= Given records =
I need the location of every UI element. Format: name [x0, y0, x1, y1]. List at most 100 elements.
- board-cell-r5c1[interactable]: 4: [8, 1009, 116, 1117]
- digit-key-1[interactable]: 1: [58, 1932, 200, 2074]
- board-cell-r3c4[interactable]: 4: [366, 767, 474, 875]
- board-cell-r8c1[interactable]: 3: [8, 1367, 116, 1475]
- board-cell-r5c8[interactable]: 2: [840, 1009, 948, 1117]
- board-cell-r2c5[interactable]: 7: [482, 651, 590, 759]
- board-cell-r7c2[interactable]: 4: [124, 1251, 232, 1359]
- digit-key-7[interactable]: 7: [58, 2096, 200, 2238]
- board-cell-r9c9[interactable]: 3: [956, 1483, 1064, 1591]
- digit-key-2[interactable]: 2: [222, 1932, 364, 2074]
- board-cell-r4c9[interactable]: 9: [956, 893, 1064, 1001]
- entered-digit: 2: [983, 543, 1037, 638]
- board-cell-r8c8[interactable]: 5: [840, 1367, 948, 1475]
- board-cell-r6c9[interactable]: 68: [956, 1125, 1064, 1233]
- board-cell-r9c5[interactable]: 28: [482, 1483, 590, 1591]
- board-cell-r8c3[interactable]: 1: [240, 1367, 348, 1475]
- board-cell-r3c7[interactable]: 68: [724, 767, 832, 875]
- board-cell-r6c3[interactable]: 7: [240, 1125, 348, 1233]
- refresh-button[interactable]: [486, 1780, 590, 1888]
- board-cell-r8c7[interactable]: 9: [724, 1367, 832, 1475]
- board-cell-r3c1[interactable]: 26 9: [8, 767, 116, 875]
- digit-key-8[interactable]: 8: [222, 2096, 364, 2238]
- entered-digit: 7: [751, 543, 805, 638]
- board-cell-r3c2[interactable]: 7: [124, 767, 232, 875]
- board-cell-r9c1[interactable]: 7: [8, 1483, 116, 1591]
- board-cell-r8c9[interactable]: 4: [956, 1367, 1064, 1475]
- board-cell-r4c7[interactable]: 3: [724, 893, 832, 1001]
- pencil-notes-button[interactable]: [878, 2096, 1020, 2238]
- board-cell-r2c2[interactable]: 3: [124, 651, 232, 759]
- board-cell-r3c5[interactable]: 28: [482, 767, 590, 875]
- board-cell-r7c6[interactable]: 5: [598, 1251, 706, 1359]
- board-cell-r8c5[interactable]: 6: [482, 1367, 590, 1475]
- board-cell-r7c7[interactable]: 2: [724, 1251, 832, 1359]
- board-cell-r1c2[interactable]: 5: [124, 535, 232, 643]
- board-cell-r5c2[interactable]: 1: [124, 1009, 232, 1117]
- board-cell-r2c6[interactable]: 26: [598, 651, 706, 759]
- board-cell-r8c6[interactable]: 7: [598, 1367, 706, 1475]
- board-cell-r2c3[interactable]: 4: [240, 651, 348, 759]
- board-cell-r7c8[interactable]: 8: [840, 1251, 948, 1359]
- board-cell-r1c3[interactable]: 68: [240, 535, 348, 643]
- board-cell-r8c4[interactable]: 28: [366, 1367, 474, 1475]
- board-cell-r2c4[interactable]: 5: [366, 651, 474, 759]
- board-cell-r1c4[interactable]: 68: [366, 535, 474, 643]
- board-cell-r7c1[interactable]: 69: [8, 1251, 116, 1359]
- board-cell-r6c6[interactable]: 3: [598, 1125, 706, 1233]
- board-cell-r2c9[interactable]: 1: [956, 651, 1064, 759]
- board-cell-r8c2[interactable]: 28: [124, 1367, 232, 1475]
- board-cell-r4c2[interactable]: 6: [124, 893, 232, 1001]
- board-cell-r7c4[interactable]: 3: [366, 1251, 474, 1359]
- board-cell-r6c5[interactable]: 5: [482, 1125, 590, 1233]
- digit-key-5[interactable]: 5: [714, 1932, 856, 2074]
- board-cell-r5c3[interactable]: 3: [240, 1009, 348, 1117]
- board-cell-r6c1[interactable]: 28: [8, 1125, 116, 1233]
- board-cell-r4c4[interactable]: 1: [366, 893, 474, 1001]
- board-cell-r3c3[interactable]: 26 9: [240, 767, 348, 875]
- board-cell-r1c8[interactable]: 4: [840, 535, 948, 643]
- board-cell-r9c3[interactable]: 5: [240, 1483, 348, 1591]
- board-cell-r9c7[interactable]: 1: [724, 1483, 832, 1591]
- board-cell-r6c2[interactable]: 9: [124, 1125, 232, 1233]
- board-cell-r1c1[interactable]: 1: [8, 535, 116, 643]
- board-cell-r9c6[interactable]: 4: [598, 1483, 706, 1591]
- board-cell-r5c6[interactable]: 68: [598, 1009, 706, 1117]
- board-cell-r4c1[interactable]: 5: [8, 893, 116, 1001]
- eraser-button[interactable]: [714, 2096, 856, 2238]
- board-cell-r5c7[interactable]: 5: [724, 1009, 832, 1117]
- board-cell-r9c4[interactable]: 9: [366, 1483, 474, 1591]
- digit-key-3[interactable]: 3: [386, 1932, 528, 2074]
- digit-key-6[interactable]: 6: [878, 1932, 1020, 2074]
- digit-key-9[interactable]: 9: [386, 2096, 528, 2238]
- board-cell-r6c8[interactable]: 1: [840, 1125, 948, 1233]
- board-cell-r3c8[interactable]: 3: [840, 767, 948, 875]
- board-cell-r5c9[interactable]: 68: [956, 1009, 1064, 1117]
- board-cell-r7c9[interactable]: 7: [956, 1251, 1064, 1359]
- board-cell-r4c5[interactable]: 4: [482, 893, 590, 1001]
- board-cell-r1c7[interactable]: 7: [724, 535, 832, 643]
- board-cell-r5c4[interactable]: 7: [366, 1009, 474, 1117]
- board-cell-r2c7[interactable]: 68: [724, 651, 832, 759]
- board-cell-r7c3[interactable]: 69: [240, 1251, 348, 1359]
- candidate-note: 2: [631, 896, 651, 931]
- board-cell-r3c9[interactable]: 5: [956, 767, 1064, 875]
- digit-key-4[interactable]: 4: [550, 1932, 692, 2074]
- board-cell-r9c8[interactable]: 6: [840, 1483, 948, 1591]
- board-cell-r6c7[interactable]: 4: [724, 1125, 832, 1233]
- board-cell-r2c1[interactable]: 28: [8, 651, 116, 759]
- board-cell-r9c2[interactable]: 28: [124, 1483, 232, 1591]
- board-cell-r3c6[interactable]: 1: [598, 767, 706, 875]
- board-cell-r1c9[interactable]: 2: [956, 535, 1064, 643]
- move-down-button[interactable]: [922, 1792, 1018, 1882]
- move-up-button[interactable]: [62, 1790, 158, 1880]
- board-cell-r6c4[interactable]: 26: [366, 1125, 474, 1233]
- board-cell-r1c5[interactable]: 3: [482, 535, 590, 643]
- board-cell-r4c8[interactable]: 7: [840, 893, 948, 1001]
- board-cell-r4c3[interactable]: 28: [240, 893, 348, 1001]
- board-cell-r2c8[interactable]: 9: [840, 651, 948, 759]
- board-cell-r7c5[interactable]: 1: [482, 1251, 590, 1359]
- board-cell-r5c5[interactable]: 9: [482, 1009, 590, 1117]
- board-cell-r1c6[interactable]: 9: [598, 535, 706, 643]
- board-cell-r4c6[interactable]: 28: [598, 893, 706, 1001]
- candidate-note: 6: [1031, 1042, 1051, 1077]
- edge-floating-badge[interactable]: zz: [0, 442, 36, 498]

= Exercise goal =
Print every line of the records above again, unchanged and character for character.

= Output of the exercise =
I need the location of every UI element. Format: name [x0, y0, x1, y1]. List at most 100 elements.
- board-cell-r5c1[interactable]: 4: [8, 1009, 116, 1117]
- digit-key-1[interactable]: 1: [58, 1932, 200, 2074]
- board-cell-r3c4[interactable]: 4: [366, 767, 474, 875]
- board-cell-r8c1[interactable]: 3: [8, 1367, 116, 1475]
- board-cell-r5c8[interactable]: 2: [840, 1009, 948, 1117]
- board-cell-r2c5[interactable]: 7: [482, 651, 590, 759]
- board-cell-r7c2[interactable]: 4: [124, 1251, 232, 1359]
- digit-key-7[interactable]: 7: [58, 2096, 200, 2238]
- board-cell-r9c9[interactable]: 3: [956, 1483, 1064, 1591]
- digit-key-2[interactable]: 2: [222, 1932, 364, 2074]
- board-cell-r4c9[interactable]: 9: [956, 893, 1064, 1001]
- entered-digit: 2: [983, 543, 1037, 638]
- board-cell-r8c8[interactable]: 5: [840, 1367, 948, 1475]
- board-cell-r6c9[interactable]: 68: [956, 1125, 1064, 1233]
- board-cell-r9c5[interactable]: 28: [482, 1483, 590, 1591]
- board-cell-r8c3[interactable]: 1: [240, 1367, 348, 1475]
- board-cell-r3c7[interactable]: 68: [724, 767, 832, 875]
- board-cell-r6c3[interactable]: 7: [240, 1125, 348, 1233]
- refresh-button[interactable]: [486, 1780, 590, 1888]
- board-cell-r8c7[interactable]: 9: [724, 1367, 832, 1475]
- board-cell-r3c1[interactable]: 26 9: [8, 767, 116, 875]
- digit-key-8[interactable]: 8: [222, 2096, 364, 2238]
- entered-digit: 7: [751, 543, 805, 638]
- board-cell-r3c2[interactable]: 7: [124, 767, 232, 875]
- board-cell-r9c1[interactable]: 7: [8, 1483, 116, 1591]
- board-cell-r8c9[interactable]: 4: [956, 1367, 1064, 1475]
- board-cell-r4c7[interactable]: 3: [724, 893, 832, 1001]
- pencil-notes-button[interactable]: [878, 2096, 1020, 2238]
- board-cell-r2c2[interactable]: 3: [124, 651, 232, 759]
- board-cell-r3c5[interactable]: 28: [482, 767, 590, 875]
- board-cell-r7c6[interactable]: 5: [598, 1251, 706, 1359]
- board-cell-r8c5[interactable]: 6: [482, 1367, 590, 1475]
- board-cell-r7c7[interactable]: 2: [724, 1251, 832, 1359]
- board-cell-r1c2[interactable]: 5: [124, 535, 232, 643]
- board-cell-r5c2[interactable]: 1: [124, 1009, 232, 1117]
- board-cell-r2c6[interactable]: 26: [598, 651, 706, 759]
- board-cell-r8c6[interactable]: 7: [598, 1367, 706, 1475]
- board-cell-r2c3[interactable]: 4: [240, 651, 348, 759]
- board-cell-r7c8[interactable]: 8: [840, 1251, 948, 1359]
- board-cell-r1c3[interactable]: 68: [240, 535, 348, 643]
- board-cell-r8c4[interactable]: 28: [366, 1367, 474, 1475]
- board-cell-r2c4[interactable]: 5: [366, 651, 474, 759]
- board-cell-r1c4[interactable]: 68: [366, 535, 474, 643]
- board-cell-r7c1[interactable]: 69: [8, 1251, 116, 1359]
- board-cell-r6c6[interactable]: 3: [598, 1125, 706, 1233]
- board-cell-r2c9[interactable]: 1: [956, 651, 1064, 759]
- board-cell-r8c2[interactable]: 28: [124, 1367, 232, 1475]
- board-cell-r4c2[interactable]: 6: [124, 893, 232, 1001]
- board-cell-r7c4[interactable]: 3: [366, 1251, 474, 1359]
- board-cell-r6c5[interactable]: 5: [482, 1125, 590, 1233]
- digit-key-5[interactable]: 5: [714, 1932, 856, 2074]
- board-cell-r5c3[interactable]: 3: [240, 1009, 348, 1117]
- board-cell-r6c1[interactable]: 28: [8, 1125, 116, 1233]
- board-cell-r4c4[interactable]: 1: [366, 893, 474, 1001]
- board-cell-r3c3[interactable]: 26 9: [240, 767, 348, 875]
- board-cell-r1c8[interactable]: 4: [840, 535, 948, 643]
- board-cell-r9c3[interactable]: 5: [240, 1483, 348, 1591]
- board-cell-r9c7[interactable]: 1: [724, 1483, 832, 1591]
- board-cell-r6c2[interactable]: 9: [124, 1125, 232, 1233]
- board-cell-r1c1[interactable]: 1: [8, 535, 116, 643]
- board-cell-r9c6[interactable]: 4: [598, 1483, 706, 1591]
- board-cell-r5c6[interactable]: 68: [598, 1009, 706, 1117]
- board-cell-r4c1[interactable]: 5: [8, 893, 116, 1001]
- eraser-button[interactable]: [714, 2096, 856, 2238]
- board-cell-r5c7[interactable]: 5: [724, 1009, 832, 1117]
- board-cell-r9c4[interactable]: 9: [366, 1483, 474, 1591]
- digit-key-3[interactable]: 3: [386, 1932, 528, 2074]
- digit-key-6[interactable]: 6: [878, 1932, 1020, 2074]
- digit-key-9[interactable]: 9: [386, 2096, 528, 2238]
- board-cell-r6c8[interactable]: 1: [840, 1125, 948, 1233]
- board-cell-r3c8[interactable]: 3: [840, 767, 948, 875]
- board-cell-r5c9[interactable]: 68: [956, 1009, 1064, 1117]
- board-cell-r7c9[interactable]: 7: [956, 1251, 1064, 1359]
- board-cell-r4c5[interactable]: 4: [482, 893, 590, 1001]
- board-cell-r1c7[interactable]: 7: [724, 535, 832, 643]
- board-cell-r5c4[interactable]: 7: [366, 1009, 474, 1117]
- board-cell-r2c7[interactable]: 68: [724, 651, 832, 759]
- board-cell-r7c3[interactable]: 69: [240, 1251, 348, 1359]
- candidate-note: 2: [631, 896, 651, 931]
- board-cell-r3c9[interactable]: 5: [956, 767, 1064, 875]
- digit-key-4[interactable]: 4: [550, 1932, 692, 2074]
- board-cell-r9c8[interactable]: 6: [840, 1483, 948, 1591]
- board-cell-r6c7[interactable]: 4: [724, 1125, 832, 1233]
- board-cell-r2c1[interactable]: 28: [8, 651, 116, 759]
- board-cell-r9c2[interactable]: 28: [124, 1483, 232, 1591]
- board-cell-r3c6[interactable]: 1: [598, 767, 706, 875]
- board-cell-r1c9[interactable]: 2: [956, 535, 1064, 643]
- move-down-button[interactable]: [922, 1792, 1018, 1882]
- move-up-button[interactable]: [62, 1790, 158, 1880]
- board-cell-r6c4[interactable]: 26: [366, 1125, 474, 1233]
- board-cell-r1c5[interactable]: 3: [482, 535, 590, 643]
- board-cell-r4c8[interactable]: 7: [840, 893, 948, 1001]
- board-cell-r4c3[interactable]: 28: [240, 893, 348, 1001]
- board-cell-r2c8[interactable]: 9: [840, 651, 948, 759]
- board-cell-r7c5[interactable]: 1: [482, 1251, 590, 1359]
- board-cell-r5c5[interactable]: 9: [482, 1009, 590, 1117]
- board-cell-r1c6[interactable]: 9: [598, 535, 706, 643]
- board-cell-r4c6[interactable]: 28: [598, 893, 706, 1001]
- candidate-note: 6: [1031, 1042, 1051, 1077]
- edge-floating-badge[interactable]: zz: [0, 442, 36, 498]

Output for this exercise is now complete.